The entries below should be copied exactly and completely.

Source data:

#####

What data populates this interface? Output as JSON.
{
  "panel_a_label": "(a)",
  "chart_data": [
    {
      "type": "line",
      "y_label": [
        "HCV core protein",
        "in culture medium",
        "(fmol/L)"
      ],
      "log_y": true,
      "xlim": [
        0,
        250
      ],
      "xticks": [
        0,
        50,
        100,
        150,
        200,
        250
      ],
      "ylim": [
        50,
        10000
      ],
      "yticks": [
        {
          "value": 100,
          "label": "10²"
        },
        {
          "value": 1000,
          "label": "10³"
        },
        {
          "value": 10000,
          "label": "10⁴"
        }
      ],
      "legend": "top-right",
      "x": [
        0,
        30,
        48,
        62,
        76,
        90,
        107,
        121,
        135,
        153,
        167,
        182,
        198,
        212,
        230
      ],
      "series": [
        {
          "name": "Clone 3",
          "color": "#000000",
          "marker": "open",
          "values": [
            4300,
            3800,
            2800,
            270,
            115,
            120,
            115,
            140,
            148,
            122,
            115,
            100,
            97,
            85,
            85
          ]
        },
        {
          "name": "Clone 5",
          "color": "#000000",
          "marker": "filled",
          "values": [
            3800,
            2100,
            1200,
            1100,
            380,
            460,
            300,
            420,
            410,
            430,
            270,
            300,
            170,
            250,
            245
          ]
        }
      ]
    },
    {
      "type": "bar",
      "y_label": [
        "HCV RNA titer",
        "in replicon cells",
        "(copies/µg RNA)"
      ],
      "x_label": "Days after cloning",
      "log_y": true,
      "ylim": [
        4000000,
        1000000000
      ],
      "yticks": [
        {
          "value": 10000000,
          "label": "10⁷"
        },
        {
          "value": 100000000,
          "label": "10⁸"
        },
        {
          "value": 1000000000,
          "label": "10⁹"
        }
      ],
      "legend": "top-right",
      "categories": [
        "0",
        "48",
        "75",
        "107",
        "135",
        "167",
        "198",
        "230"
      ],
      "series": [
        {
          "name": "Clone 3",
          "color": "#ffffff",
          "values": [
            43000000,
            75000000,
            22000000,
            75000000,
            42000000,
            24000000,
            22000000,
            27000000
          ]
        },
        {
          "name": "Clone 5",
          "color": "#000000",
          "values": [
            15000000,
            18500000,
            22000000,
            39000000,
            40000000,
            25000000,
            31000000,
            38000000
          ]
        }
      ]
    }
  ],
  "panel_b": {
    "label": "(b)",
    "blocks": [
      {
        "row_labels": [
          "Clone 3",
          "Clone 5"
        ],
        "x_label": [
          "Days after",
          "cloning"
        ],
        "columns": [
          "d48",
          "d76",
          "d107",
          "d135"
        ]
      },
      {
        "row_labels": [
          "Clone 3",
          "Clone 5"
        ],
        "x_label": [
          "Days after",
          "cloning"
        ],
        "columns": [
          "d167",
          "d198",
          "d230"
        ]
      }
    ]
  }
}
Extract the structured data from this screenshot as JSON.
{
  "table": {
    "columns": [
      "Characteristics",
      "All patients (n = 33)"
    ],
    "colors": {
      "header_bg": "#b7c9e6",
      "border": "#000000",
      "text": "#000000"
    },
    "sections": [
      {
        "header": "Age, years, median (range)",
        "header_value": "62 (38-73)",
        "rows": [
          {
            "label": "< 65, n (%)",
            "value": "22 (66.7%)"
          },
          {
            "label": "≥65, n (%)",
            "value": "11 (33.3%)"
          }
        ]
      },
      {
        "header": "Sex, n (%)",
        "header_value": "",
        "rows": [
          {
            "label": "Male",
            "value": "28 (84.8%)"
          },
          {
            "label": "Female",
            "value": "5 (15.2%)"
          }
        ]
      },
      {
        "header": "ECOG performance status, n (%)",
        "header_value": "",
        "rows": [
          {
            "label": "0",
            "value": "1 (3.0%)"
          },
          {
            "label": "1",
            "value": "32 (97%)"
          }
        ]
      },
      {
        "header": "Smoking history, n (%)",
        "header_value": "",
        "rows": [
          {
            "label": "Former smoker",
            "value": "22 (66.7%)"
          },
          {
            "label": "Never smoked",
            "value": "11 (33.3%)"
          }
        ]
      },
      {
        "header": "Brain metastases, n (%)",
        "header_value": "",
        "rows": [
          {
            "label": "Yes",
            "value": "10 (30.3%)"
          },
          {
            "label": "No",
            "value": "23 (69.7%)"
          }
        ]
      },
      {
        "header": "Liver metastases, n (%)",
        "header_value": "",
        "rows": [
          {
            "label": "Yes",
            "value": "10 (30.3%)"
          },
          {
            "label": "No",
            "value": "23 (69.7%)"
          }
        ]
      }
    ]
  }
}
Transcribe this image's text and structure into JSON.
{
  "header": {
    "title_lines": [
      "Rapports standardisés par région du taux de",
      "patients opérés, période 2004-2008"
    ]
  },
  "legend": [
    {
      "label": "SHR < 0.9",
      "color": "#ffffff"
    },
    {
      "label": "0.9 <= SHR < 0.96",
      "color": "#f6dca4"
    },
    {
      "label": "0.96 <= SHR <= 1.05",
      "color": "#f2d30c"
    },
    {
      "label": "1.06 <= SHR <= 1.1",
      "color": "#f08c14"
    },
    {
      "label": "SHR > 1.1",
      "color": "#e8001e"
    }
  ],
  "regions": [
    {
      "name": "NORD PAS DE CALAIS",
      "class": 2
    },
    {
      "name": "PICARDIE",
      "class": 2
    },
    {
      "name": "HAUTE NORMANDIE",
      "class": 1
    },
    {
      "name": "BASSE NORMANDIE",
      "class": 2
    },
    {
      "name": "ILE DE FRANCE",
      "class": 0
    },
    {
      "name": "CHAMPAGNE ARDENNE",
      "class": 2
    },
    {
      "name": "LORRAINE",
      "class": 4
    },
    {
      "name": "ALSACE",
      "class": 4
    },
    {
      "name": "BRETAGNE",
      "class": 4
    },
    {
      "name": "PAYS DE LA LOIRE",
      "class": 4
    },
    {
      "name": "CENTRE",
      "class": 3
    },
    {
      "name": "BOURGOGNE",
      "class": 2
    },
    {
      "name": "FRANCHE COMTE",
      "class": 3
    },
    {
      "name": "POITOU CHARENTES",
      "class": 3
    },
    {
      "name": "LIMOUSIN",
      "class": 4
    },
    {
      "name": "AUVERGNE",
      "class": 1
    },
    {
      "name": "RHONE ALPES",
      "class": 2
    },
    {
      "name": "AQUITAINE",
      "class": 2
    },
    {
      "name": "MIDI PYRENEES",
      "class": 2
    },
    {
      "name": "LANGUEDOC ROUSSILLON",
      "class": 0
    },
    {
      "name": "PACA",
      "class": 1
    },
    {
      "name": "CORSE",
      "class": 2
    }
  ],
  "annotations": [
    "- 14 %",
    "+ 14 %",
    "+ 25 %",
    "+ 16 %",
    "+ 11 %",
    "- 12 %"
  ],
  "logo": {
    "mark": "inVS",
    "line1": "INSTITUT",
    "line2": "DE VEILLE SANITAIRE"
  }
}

#####

- **EXERCISE RESULT**:
What data populates this interface? Output as JSON.
{
  "panel_a_label": "(a)",
  "chart_data": [
    {
      "type": "line",
      "y_label": [
        "HCV core protein",
        "in culture medium",
        "(fmol/L)"
      ],
      "log_y": true,
      "xlim": [
        0,
        250
      ],
      "xticks": [
        0,
        50,
        100,
        150,
        200,
        250
      ],
      "ylim": [
        50,
        10000
      ],
      "yticks": [
        {
          "value": 100,
          "label": "10²"
        },
        {
          "value": 1000,
          "label": "10³"
        },
        {
          "value": 10000,
          "label": "10⁴"
        }
      ],
      "legend": "top-right",
      "x": [
        0,
        30,
        48,
        62,
        76,
        90,
        107,
        121,
        135,
        153,
        167,
        182,
        198,
        212,
        230
      ],
      "series": [
        {
          "name": "Clone 3",
          "color": "#000000",
          "marker": "open",
          "values": [
            4300,
            3800,
            2800,
            270,
            115,
            120,
            115,
            140,
            148,
            122,
            115,
            100,
            97,
            85,
            85
          ]
        },
        {
          "name": "Clone 5",
          "color": "#000000",
          "marker": "filled",
          "values": [
            3800,
            2100,
            1200,
            1100,
            380,
            460,
            300,
            420,
            410,
            430,
            270,
            300,
            170,
            250,
            245
          ]
        }
      ]
    },
    {
      "type": "bar",
      "y_label": [
        "HCV RNA titer",
        "in replicon cells",
        "(copies/µg RNA)"
      ],
      "x_label": "Days after cloning",
      "log_y": true,
      "ylim": [
        4000000,
        1000000000
      ],
      "yticks": [
        {
          "value": 10000000,
          "label": "10⁷"
        },
        {
          "value": 100000000,
          "label": "10⁸"
        },
        {
          "value": 1000000000,
          "label": "10⁹"
        }
      ],
      "legend": "top-right",
      "categories": [
        "0",
        "48",
        "75",
        "107",
        "135",
        "167",
        "198",
        "230"
      ],
      "series": [
        {
          "name": "Clone 3",
          "color": "#ffffff",
          "values": [
            43000000,
            75000000,
            22000000,
            75000000,
            42000000,
            24000000,
            22000000,
            27000000
          ]
        },
        {
          "name": "Clone 5",
          "color": "#000000",
          "values": [
            15000000,
            18500000,
            22000000,
            39000000,
            40000000,
            25000000,
            31000000,
            38000000
          ]
        }
      ]
    }
  ],
  "panel_b": {
    "label": "(b)",
    "blocks": [
      {
        "row_labels": [
          "Clone 3",
          "Clone 5"
        ],
        "x_label": [
          "Days after",
          "cloning"
        ],
        "columns": [
          "d48",
          "d76",
          "d107",
          "d135"
        ]
      },
      {
        "row_labels": [
          "Clone 3",
          "Clone 5"
        ],
        "x_label": [
          "Days after",
          "cloning"
        ],
        "columns": [
          "d167",
          "d198",
          "d230"
        ]
      }
    ]
  }
}
Extract the structured data from this screenshot as JSON.
{
  "table": {
    "columns": [
      "Characteristics",
      "All patients (n = 33)"
    ],
    "colors": {
      "header_bg": "#b7c9e6",
      "border": "#000000",
      "text": "#000000"
    },
    "sections": [
      {
        "header": "Age, years, median (range)",
        "header_value": "62 (38-73)",
        "rows": [
          {
            "label": "< 65, n (%)",
            "value": "22 (66.7%)"
          },
          {
            "label": "≥65, n (%)",
            "value": "11 (33.3%)"
          }
        ]
      },
      {
        "header": "Sex, n (%)",
        "header_value": "",
        "rows": [
          {
            "label": "Male",
            "value": "28 (84.8%)"
          },
          {
            "label": "Female",
            "value": "5 (15.2%)"
          }
        ]
      },
      {
        "header": "ECOG performance status, n (%)",
        "header_value": "",
        "rows": [
          {
            "label": "0",
            "value": "1 (3.0%)"
          },
          {
            "label": "1",
            "value": "32 (97%)"
          }
        ]
      },
      {
        "header": "Smoking history, n (%)",
        "header_value": "",
        "rows": [
          {
            "label": "Former smoker",
            "value": "22 (66.7%)"
          },
          {
            "label": "Never smoked",
            "value": "11 (33.3%)"
          }
        ]
      },
      {
        "header": "Brain metastases, n (%)",
        "header_value": "",
        "rows": [
          {
            "label": "Yes",
            "value": "10 (30.3%)"
          },
          {
            "label": "No",
            "value": "23 (69.7%)"
          }
        ]
      },
      {
        "header": "Liver metastases, n (%)",
        "header_value": "",
        "rows": [
          {
            "label": "Yes",
            "value": "10 (30.3%)"
          },
          {
            "label": "No",
            "value": "23 (69.7%)"
          }
        ]
      }
    ]
  }
}
Transcribe this image's text and structure into JSON.
{
  "header": {
    "title_lines": [
      "Rapports standardisés par région du taux de",
      "patients opérés, période 2004-2008"
    ]
  },
  "legend": [
    {
      "label": "SHR < 0.9",
      "color": "#ffffff"
    },
    {
      "label": "0.9 <= SHR < 0.96",
      "color": "#f6dca4"
    },
    {
      "label": "0.96 <= SHR <= 1.05",
      "color": "#f2d30c"
    },
    {
      "label": "1.06 <= SHR <= 1.1",
      "color": "#f08c14"
    },
    {
      "label": "SHR > 1.1",
      "color": "#e8001e"
    }
  ],
  "regions": [
    {
      "name": "NORD PAS DE CALAIS",
      "class": 2
    },
    {
      "name": "PICARDIE",
      "class": 2
    },
    {
      "name": "HAUTE NORMANDIE",
      "class": 1
    },
    {
      "name": "BASSE NORMANDIE",
      "class": 2
    },
    {
      "name": "ILE DE FRANCE",
      "class": 0
    },
    {
      "name": "CHAMPAGNE ARDENNE",
      "class": 2
    },
    {
      "name": "LORRAINE",
      "class": 4
    },
    {
      "name": "ALSACE",
      "class": 4
    },
    {
      "name": "BRETAGNE",
      "class": 4
    },
    {
      "name": "PAYS DE LA LOIRE",
      "class": 4
    },
    {
      "name": "CENTRE",
      "class": 3
    },
    {
      "name": "BOURGOGNE",
      "class": 2
    },
    {
      "name": "FRANCHE COMTE",
      "class": 3
    },
    {
      "name": "POITOU CHARENTES",
      "class": 3
    },
    {
      "name": "LIMOUSIN",
      "class": 4
    },
    {
      "name": "AUVERGNE",
      "class": 1
    },
    {
      "name": "RHONE ALPES",
      "class": 2
    },
    {
      "name": "AQUITAINE",
      "class": 2
    },
    {
      "name": "MIDI PYRENEES",
      "class": 2
    },
    {
      "name": "LANGUEDOC ROUSSILLON",
      "class": 0
    },
    {
      "name": "PACA",
      "class": 1
    },
    {
      "name": "CORSE",
      "class": 2
    }
  ],
  "annotations": [
    "- 14 %",
    "+ 14 %",
    "+ 25 %",
    "+ 16 %",
    "+ 11 %",
    "- 12 %"
  ],
  "logo": {
    "mark": "inVS",
    "line1": "INSTITUT",
    "line2": "DE VEILLE SANITAIRE"
  }
}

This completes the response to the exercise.